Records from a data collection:
******************************

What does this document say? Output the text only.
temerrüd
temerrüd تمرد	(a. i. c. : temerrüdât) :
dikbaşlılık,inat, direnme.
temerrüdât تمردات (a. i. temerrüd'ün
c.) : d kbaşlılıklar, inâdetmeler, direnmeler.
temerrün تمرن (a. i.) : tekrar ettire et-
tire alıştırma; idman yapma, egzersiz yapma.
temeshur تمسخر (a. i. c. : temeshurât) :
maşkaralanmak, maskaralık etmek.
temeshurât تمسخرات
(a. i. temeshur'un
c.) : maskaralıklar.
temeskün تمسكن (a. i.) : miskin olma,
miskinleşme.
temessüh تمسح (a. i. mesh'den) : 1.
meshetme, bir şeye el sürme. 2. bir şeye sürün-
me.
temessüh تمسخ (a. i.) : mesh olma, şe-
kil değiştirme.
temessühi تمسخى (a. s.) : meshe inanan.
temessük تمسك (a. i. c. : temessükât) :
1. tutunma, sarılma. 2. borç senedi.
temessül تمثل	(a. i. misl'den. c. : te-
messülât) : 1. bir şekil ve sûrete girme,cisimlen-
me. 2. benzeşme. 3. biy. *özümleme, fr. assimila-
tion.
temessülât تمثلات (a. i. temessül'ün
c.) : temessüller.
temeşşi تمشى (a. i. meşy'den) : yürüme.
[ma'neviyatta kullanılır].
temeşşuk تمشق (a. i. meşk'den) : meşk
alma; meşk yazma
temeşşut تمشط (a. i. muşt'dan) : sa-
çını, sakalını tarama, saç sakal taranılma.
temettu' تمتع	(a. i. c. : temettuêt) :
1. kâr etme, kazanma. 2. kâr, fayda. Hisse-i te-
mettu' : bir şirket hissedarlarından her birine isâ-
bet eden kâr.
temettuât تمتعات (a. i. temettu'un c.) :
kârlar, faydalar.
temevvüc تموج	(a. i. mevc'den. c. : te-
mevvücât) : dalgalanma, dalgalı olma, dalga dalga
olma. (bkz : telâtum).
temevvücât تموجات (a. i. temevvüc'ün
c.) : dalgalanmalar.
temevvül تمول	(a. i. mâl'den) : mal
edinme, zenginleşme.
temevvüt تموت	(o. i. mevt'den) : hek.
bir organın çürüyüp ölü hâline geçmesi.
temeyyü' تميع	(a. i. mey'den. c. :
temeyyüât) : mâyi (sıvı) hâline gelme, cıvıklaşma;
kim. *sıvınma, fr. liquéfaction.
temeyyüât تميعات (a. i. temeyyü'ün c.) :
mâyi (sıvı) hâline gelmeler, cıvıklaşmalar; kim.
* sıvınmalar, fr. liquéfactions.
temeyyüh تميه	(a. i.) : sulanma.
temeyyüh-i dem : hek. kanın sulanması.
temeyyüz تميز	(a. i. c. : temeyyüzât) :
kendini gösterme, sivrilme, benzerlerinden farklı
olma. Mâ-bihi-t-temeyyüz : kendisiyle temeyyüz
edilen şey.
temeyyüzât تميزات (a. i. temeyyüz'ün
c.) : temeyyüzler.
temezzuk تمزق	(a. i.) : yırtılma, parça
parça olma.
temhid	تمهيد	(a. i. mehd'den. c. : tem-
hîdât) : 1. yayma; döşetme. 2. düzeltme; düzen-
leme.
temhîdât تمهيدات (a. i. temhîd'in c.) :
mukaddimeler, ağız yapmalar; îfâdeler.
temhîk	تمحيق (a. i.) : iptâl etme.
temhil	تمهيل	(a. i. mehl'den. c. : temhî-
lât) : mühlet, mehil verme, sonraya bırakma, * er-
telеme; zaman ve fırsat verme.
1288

******************************

Copy out each line in the listing that has the word "parça".

● **Full output**:
temezzuk تمزق	(a. i.) : yırtılma, parça
parça olma.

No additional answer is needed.